PROMPT: Restate the whole listing exactly.
-- MATERIAL PROVIDED start --
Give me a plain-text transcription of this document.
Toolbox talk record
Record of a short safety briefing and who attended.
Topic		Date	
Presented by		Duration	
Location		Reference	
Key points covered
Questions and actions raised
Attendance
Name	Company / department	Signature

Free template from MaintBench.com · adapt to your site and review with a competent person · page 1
-- MATERIAL PROVIDED end --
OUTPUT:
Give me a plain-text transcription of this document.
Toolbox talk record
Record of a short safety briefing and who attended.
Topic		Date	
Presented by		Duration	
Location		Reference	
Key points covered
Questions and actions raised
Attendance
Name	Company / department	Signature

Free template from MaintBench.com · adapt to your site and review with a competent person · page 1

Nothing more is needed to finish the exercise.